» OBJECTIVE: Exact repetition is required: output every record in full.

# start of EXTRACTED RECORDS

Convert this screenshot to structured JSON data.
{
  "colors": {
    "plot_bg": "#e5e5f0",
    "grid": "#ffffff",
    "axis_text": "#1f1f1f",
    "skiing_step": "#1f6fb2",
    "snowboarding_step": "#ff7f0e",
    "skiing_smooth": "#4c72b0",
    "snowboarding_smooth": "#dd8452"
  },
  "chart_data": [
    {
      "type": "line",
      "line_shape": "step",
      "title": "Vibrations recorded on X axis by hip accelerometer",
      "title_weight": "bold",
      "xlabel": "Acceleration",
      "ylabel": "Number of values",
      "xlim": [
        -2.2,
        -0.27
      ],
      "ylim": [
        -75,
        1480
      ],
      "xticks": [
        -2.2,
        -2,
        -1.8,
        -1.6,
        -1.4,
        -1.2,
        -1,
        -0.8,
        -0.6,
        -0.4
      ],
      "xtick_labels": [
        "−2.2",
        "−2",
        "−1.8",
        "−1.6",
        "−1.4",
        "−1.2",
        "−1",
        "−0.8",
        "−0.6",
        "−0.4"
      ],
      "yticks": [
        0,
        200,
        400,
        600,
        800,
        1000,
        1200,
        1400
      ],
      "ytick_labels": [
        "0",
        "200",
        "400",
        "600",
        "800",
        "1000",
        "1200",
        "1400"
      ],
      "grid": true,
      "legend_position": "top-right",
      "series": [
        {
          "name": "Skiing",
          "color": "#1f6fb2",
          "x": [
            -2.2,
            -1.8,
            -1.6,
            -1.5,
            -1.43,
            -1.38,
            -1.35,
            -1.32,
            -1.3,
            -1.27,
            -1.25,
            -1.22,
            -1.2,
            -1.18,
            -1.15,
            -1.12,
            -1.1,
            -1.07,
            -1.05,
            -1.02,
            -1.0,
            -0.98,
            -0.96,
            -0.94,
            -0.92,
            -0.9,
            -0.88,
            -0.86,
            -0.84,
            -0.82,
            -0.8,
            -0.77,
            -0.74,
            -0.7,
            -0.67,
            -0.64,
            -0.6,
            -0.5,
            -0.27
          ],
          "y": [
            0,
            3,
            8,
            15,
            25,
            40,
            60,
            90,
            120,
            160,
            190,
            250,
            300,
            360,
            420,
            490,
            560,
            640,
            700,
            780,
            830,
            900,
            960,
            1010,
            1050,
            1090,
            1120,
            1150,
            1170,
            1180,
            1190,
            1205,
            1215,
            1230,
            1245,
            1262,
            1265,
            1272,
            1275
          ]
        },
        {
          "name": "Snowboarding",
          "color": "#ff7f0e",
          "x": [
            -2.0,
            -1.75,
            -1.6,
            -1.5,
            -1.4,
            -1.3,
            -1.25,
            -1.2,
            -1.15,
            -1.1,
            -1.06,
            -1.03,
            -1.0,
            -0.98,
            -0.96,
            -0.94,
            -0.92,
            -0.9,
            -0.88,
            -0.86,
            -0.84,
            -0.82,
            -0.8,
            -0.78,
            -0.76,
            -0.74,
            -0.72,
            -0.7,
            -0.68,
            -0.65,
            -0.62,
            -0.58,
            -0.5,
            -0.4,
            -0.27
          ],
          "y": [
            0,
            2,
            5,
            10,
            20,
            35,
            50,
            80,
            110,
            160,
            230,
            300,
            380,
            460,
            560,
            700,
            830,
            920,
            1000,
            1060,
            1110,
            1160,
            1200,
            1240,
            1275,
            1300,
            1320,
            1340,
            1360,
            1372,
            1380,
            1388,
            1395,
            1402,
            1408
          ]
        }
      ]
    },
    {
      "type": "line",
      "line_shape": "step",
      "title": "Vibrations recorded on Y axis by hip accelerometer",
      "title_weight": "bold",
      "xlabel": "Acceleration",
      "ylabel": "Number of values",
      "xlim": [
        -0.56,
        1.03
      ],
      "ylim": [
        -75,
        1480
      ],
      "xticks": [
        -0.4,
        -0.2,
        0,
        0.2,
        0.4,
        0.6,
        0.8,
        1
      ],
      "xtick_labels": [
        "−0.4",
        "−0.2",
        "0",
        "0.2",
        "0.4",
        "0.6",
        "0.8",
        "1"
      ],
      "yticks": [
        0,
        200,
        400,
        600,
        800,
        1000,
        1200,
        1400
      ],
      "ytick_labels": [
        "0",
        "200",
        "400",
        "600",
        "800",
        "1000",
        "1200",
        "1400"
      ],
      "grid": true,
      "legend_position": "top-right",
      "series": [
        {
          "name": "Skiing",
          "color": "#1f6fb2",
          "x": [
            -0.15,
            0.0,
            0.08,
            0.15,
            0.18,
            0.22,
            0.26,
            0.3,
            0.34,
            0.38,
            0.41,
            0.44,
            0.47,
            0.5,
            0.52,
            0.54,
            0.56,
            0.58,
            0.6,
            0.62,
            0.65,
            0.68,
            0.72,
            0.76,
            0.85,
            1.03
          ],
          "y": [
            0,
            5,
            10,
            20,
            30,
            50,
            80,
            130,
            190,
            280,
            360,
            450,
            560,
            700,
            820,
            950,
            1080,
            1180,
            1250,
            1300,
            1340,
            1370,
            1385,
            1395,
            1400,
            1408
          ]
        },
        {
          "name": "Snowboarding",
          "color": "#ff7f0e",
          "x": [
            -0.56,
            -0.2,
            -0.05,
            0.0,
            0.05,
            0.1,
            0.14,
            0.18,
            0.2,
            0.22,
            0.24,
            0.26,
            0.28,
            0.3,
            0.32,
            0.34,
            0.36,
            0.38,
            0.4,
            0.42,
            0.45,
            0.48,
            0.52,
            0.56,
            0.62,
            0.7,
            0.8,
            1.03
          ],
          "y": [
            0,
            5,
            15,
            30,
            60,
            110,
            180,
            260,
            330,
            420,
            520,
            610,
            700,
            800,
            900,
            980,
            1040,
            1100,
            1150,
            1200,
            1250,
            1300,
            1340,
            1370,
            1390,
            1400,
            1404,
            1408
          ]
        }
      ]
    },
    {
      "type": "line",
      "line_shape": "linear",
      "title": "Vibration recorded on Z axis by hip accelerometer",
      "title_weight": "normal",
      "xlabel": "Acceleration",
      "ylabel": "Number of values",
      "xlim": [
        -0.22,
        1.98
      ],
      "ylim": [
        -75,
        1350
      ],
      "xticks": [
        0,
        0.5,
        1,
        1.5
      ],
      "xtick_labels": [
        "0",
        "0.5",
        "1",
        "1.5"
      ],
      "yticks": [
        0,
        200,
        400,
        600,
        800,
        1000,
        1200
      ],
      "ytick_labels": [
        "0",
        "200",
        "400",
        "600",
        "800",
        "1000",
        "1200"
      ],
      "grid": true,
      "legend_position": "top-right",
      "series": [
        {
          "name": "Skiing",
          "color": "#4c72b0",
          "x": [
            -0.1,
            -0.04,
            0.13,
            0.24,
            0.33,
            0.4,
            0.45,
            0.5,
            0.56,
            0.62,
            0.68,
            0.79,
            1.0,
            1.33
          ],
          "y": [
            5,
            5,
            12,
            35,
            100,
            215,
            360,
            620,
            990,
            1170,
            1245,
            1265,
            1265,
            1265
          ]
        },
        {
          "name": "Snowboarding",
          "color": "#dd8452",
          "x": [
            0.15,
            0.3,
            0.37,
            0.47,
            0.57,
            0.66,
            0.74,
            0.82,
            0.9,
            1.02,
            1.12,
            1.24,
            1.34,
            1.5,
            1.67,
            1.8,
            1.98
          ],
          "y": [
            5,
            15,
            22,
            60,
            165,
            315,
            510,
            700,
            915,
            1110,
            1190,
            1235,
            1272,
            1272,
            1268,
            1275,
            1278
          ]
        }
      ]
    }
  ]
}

# end of EXTRACTED RECORDS

» RESPONSE TO THIS TASK:
Convert this screenshot to structured JSON data.
{
  "colors": {
    "plot_bg": "#e5e5f0",
    "grid": "#ffffff",
    "axis_text": "#1f1f1f",
    "skiing_step": "#1f6fb2",
    "snowboarding_step": "#ff7f0e",
    "skiing_smooth": "#4c72b0",
    "snowboarding_smooth": "#dd8452"
  },
  "chart_data": [
    {
      "type": "line",
      "line_shape": "step",
      "title": "Vibrations recorded on X axis by hip accelerometer",
      "title_weight": "bold",
      "xlabel": "Acceleration",
      "ylabel": "Number of values",
      "xlim": [
        -2.2,
        -0.27
      ],
      "ylim": [
        -75,
        1480
      ],
      "xticks": [
        -2.2,
        -2,
        -1.8,
        -1.6,
        -1.4,
        -1.2,
        -1,
        -0.8,
        -0.6,
        -0.4
      ],
      "xtick_labels": [
        "−2.2",
        "−2",
        "−1.8",
        "−1.6",
        "−1.4",
        "−1.2",
        "−1",
        "−0.8",
        "−0.6",
        "−0.4"
      ],
      "yticks": [
        0,
        200,
        400,
        600,
        800,
        1000,
        1200,
        1400
      ],
      "ytick_labels": [
        "0",
        "200",
        "400",
        "600",
        "800",
        "1000",
        "1200",
        "1400"
      ],
      "grid": true,
      "legend_position": "top-right",
      "series": [
        {
          "name": "Skiing",
          "color": "#1f6fb2",
          "x": [
            -2.2,
            -1.8,
            -1.6,
            -1.5,
            -1.43,
            -1.38,
            -1.35,
            -1.32,
            -1.3,
            -1.27,
            -1.25,
            -1.22,
            -1.2,
            -1.18,
            -1.15,
            -1.12,
            -1.1,
            -1.07,
            -1.05,
            -1.02,
            -1.0,
            -0.98,
            -0.96,
            -0.94,
            -0.92,
            -0.9,
            -0.88,
            -0.86,
            -0.84,
            -0.82,
            -0.8,
            -0.77,
            -0.74,
            -0.7,
            -0.67,
            -0.64,
            -0.6,
            -0.5,
            -0.27
          ],
          "y": [
            0,
            3,
            8,
            15,
            25,
            40,
            60,
            90,
            120,
            160,
            190,
            250,
            300,
            360,
            420,
            490,
            560,
            640,
            700,
            780,
            830,
            900,
            960,
            1010,
            1050,
            1090,
            1120,
            1150,
            1170,
            1180,
            1190,
            1205,
            1215,
            1230,
            1245,
            1262,
            1265,
            1272,
            1275
          ]
        },
        {
          "name": "Snowboarding",
          "color": "#ff7f0e",
          "x": [
            -2.0,
            -1.75,
            -1.6,
            -1.5,
            -1.4,
            -1.3,
            -1.25,
            -1.2,
            -1.15,
            -1.1,
            -1.06,
            -1.03,
            -1.0,
            -0.98,
            -0.96,
            -0.94,
            -0.92,
            -0.9,
            -0.88,
            -0.86,
            -0.84,
            -0.82,
            -0.8,
            -0.78,
            -0.76,
            -0.74,
            -0.72,
            -0.7,
            -0.68,
            -0.65,
            -0.62,
            -0.58,
            -0.5,
            -0.4,
            -0.27
          ],
          "y": [
            0,
            2,
            5,
            10,
            20,
            35,
            50,
            80,
            110,
            160,
            230,
            300,
            380,
            460,
            560,
            700,
            830,
            920,
            1000,
            1060,
            1110,
            1160,
            1200,
            1240,
            1275,
            1300,
            1320,
            1340,
            1360,
            1372,
            1380,
            1388,
            1395,
            1402,
            1408
          ]
        }
      ]
    },
    {
      "type": "line",
      "line_shape": "step",
      "title": "Vibrations recorded on Y axis by hip accelerometer",
      "title_weight": "bold",
      "xlabel": "Acceleration",
      "ylabel": "Number of values",
      "xlim": [
        -0.56,
        1.03
      ],
      "ylim": [
        -75,
        1480
      ],
      "xticks": [
        -0.4,
        -0.2,
        0,
        0.2,
        0.4,
        0.6,
        0.8,
        1
      ],
      "xtick_labels": [
        "−0.4",
        "−0.2",
        "0",
        "0.2",
        "0.4",
        "0.6",
        "0.8",
        "1"
      ],
      "yticks": [
        0,
        200,
        400,
        600,
        800,
        1000,
        1200,
        1400
      ],
      "ytick_labels": [
        "0",
        "200",
        "400",
        "600",
        "800",
        "1000",
        "1200",
        "1400"
      ],
      "grid": true,
      "legend_position": "top-right",
      "series": [
        {
          "name": "Skiing",
          "color": "#1f6fb2",
          "x": [
            -0.15,
            0.0,
            0.08,
            0.15,
            0.18,
            0.22,
            0.26,
            0.3,
            0.34,
            0.38,
            0.41,
            0.44,
            0.47,
            0.5,
            0.52,
            0.54,
            0.56,
            0.58,
            0.6,
            0.62,
            0.65,
            0.68,
            0.72,
            0.76,
            0.85,
            1.03
          ],
          "y": [
            0,
            5,
            10,
            20,
            30,
            50,
            80,
            130,
            190,
            280,
            360,
            450,
            560,
            700,
            820,
            950,
            1080,
            1180,
            1250,
            1300,
            1340,
            1370,
            1385,
            1395,
            1400,
            1408
          ]
        },
        {
          "name": "Snowboarding",
          "color": "#ff7f0e",
          "x": [
            -0.56,
            -0.2,
            -0.05,
            0.0,
            0.05,
            0.1,
            0.14,
            0.18,
            0.2,
            0.22,
            0.24,
            0.26,
            0.28,
            0.3,
            0.32,
            0.34,
            0.36,
            0.38,
            0.4,
            0.42,
            0.45,
            0.48,
            0.52,
            0.56,
            0.62,
            0.7,
            0.8,
            1.03
          ],
          "y": [
            0,
            5,
            15,
            30,
            60,
            110,
            180,
            260,
            330,
            420,
            520,
            610,
            700,
            800,
            900,
            980,
            1040,
            1100,
            1150,
            1200,
            1250,
            1300,
            1340,
            1370,
            1390,
            1400,
            1404,
            1408
          ]
        }
      ]
    },
    {
      "type": "line",
      "line_shape": "linear",
      "title": "Vibration recorded on Z axis by hip accelerometer",
      "title_weight": "normal",
      "xlabel": "Acceleration",
      "ylabel": "Number of values",
      "xlim": [
        -0.22,
        1.98
      ],
      "ylim": [
        -75,
        1350
      ],
      "xticks": [
        0,
        0.5,
        1,
        1.5
      ],
      "xtick_labels": [
        "0",
        "0.5",
        "1",
        "1.5"
      ],
      "yticks": [
        0,
        200,
        400,
        600,
        800,
        1000,
        1200
      ],
      "ytick_labels": [
        "0",
        "200",
        "400",
        "600",
        "800",
        "1000",
        "1200"
      ],
      "grid": true,
      "legend_position": "top-right",
      "series": [
        {
          "name": "Skiing",
          "color": "#4c72b0",
          "x": [
            -0.1,
            -0.04,
            0.13,
            0.24,
            0.33,
            0.4,
            0.45,
            0.5,
            0.56,
            0.62,
            0.68,
            0.79,
            1.0,
            1.33
          ],
          "y": [
            5,
            5,
            12,
            35,
            100,
            215,
            360,
            620,
            990,
            1170,
            1245,
            1265,
            1265,
            1265
          ]
        },
        {
          "name": "Snowboarding",
          "color": "#dd8452",
          "x": [
            0.15,
            0.3,
            0.37,
            0.47,
            0.57,
            0.66,
            0.74,
            0.82,
            0.9,
            1.02,
            1.12,
            1.24,
            1.34,
            1.5,
            1.67,
            1.8,
            1.98
          ],
          "y": [
            5,
            15,
            22,
            60,
            165,
            315,
            510,
            700,
            915,
            1110,
            1190,
            1235,
            1272,
            1272,
            1268,
            1275,
            1278
          ]
        }
      ]
    }
  ]
}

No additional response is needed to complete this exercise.